[Data entries]
════════════════════
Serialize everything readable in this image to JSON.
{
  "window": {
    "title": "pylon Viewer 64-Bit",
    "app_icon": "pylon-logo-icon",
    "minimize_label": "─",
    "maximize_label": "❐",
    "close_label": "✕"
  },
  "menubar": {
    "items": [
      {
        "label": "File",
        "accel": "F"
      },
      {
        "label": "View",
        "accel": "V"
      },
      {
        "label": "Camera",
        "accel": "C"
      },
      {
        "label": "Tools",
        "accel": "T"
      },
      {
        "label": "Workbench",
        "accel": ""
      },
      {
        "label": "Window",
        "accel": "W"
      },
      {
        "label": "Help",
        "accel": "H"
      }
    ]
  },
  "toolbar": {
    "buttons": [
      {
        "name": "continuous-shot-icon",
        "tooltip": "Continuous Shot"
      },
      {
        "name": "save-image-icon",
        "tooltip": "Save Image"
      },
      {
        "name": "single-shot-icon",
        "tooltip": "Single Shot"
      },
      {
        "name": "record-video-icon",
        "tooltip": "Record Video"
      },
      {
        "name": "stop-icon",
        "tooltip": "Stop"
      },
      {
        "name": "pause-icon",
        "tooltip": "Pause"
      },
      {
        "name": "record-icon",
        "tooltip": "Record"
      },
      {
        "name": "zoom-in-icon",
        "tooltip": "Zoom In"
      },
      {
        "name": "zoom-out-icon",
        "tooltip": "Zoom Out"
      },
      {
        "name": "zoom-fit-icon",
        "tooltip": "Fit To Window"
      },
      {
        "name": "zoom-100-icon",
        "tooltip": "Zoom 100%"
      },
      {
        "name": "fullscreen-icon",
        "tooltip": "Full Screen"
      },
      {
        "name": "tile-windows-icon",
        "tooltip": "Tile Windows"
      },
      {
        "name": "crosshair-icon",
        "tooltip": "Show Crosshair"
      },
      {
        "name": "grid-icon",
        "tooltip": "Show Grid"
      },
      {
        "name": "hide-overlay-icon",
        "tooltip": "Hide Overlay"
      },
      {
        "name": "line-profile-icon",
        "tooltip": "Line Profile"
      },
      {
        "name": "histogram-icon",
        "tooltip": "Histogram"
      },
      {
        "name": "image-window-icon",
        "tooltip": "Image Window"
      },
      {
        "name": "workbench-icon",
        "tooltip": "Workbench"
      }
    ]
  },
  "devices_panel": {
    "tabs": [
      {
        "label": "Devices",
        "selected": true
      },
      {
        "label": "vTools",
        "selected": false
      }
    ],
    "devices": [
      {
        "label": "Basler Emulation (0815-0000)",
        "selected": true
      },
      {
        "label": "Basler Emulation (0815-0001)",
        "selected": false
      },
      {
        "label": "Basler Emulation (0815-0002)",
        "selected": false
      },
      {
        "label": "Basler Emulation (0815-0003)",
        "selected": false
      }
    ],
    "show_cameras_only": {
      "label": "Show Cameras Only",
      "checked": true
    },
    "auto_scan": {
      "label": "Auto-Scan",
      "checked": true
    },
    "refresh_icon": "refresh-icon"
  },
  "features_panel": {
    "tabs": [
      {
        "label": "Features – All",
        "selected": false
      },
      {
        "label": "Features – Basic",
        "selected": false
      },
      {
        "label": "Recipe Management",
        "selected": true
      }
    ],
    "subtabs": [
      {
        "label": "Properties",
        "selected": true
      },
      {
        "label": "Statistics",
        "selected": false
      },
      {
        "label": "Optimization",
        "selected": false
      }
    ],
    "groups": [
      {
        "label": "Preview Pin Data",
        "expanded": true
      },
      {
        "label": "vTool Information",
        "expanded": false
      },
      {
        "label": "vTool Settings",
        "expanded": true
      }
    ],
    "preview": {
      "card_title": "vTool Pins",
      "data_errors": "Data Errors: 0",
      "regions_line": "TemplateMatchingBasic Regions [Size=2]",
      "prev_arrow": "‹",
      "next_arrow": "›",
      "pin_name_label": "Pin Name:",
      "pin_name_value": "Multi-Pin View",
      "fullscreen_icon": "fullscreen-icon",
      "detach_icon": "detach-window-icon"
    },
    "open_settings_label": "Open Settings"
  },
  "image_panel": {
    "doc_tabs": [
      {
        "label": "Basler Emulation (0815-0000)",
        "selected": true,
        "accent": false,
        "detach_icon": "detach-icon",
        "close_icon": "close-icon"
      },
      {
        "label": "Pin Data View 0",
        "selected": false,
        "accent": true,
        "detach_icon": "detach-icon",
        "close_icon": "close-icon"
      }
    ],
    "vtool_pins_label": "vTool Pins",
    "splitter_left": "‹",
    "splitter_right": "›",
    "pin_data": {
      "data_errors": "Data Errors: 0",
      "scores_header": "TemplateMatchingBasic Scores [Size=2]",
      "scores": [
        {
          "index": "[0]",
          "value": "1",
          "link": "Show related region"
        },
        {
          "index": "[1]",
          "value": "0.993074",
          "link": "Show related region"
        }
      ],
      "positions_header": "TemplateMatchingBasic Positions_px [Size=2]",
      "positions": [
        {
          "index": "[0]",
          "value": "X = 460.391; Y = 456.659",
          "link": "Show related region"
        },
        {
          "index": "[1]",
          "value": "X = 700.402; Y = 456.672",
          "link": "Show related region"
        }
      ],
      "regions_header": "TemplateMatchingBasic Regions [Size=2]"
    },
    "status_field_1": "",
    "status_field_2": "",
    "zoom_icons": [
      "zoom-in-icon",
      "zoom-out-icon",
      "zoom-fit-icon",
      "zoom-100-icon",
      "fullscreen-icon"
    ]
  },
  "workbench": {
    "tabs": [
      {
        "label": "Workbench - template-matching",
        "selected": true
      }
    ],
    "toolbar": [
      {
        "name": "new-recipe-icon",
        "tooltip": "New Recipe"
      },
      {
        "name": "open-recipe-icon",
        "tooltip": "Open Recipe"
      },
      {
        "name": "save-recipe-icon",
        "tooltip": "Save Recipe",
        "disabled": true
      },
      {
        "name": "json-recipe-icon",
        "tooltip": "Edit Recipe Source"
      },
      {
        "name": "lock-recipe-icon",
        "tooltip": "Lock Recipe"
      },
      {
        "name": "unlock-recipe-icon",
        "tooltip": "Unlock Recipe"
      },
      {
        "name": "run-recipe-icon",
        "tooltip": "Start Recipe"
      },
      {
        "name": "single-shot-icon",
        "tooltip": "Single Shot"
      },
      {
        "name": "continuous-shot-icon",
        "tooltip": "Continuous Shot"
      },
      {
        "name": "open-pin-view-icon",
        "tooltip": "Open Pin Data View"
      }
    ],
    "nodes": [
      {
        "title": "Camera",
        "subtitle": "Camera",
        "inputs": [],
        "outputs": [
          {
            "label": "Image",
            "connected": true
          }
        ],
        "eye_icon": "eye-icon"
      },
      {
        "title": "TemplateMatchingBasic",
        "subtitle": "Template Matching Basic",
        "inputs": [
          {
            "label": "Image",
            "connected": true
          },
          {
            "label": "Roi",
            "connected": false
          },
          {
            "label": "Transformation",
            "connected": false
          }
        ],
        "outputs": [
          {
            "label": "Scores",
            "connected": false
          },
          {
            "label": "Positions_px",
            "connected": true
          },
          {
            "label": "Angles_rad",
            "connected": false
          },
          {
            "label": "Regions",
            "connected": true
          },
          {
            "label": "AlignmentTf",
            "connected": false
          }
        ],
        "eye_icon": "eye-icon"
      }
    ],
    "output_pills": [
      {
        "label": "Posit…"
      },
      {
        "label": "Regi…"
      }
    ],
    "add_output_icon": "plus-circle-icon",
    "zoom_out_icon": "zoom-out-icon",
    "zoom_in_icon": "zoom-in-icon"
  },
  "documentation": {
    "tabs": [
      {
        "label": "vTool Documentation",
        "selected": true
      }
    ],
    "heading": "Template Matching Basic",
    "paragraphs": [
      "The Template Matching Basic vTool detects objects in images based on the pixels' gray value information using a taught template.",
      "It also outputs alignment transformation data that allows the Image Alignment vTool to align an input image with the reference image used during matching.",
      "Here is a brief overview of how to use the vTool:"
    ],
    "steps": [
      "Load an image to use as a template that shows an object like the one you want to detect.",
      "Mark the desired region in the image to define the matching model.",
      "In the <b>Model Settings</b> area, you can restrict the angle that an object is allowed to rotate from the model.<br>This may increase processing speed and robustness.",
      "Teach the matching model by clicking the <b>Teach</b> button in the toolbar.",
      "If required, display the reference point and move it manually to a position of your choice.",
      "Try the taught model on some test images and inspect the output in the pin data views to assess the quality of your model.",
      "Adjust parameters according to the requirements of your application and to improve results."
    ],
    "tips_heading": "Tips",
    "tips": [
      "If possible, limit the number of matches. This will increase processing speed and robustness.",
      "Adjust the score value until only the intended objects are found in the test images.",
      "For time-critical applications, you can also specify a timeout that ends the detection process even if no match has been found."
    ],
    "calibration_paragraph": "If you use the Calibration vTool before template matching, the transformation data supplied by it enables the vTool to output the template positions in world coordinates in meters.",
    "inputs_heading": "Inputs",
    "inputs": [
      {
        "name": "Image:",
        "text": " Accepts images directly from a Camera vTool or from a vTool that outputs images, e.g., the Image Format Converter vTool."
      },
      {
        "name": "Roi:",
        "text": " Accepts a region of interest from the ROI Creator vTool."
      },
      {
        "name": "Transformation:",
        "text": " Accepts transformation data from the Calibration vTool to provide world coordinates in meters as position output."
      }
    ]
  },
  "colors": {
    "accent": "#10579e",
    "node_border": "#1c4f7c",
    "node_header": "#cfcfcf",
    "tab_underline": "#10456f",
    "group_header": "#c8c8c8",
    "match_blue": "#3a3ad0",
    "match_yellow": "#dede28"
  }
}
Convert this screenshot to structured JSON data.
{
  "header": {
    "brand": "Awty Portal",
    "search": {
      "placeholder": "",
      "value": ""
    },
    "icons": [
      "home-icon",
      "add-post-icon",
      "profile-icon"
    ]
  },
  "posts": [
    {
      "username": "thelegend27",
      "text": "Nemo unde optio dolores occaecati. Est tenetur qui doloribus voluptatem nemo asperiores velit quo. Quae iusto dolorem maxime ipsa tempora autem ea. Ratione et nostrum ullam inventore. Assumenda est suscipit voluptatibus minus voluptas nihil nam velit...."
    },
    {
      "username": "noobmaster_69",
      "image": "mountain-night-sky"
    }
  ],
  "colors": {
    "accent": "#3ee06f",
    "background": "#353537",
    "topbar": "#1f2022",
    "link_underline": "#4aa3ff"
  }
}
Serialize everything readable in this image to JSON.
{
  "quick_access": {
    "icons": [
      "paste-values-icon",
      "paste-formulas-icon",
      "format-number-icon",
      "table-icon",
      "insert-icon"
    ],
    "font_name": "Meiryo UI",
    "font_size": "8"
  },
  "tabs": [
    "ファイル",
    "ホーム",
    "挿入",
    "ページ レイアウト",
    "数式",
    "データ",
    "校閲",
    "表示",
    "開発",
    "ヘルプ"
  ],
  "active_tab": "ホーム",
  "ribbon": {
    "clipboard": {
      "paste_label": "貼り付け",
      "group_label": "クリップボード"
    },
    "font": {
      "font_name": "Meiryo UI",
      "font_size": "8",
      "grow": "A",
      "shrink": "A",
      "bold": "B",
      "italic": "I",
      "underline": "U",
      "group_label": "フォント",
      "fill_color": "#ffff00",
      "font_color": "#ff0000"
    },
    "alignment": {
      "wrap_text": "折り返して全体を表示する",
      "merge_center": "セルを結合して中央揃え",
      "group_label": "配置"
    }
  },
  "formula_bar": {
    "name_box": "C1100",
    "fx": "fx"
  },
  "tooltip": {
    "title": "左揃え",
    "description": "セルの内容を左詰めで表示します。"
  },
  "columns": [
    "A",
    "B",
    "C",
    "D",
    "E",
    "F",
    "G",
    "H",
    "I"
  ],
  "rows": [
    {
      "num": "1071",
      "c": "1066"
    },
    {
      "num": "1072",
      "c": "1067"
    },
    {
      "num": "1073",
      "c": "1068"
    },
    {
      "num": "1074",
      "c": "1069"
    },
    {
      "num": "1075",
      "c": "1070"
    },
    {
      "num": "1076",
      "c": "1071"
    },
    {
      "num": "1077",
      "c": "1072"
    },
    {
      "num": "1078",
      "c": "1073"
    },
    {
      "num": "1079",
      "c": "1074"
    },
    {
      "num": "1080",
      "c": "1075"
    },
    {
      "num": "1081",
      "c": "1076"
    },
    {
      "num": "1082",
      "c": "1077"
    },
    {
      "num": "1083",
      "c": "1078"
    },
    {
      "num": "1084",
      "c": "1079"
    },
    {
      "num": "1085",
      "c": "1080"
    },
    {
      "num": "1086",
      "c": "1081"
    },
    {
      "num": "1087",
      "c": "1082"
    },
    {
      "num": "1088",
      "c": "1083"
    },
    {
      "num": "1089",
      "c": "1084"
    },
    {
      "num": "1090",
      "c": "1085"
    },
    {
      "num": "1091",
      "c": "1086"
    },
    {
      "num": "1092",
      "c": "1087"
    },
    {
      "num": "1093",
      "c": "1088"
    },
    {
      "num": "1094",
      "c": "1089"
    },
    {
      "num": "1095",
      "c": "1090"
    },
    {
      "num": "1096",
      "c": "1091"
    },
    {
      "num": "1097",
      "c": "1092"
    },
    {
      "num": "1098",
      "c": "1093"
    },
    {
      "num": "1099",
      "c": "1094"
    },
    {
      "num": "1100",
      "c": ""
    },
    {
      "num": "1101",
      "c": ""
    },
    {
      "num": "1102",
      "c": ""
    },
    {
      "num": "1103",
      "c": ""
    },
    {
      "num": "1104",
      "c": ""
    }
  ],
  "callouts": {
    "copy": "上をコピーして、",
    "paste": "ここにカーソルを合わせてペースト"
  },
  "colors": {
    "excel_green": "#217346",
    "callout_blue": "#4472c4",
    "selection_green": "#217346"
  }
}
════════════════════
Your task is to gather all lines from the entries above that hold the word "test".

◆ Response
      "Try the taught model on some test images and inspect the output in the pin data views to assess the quality of your model.",
      "Adjust the score value until only the intended objects are found in the test images.",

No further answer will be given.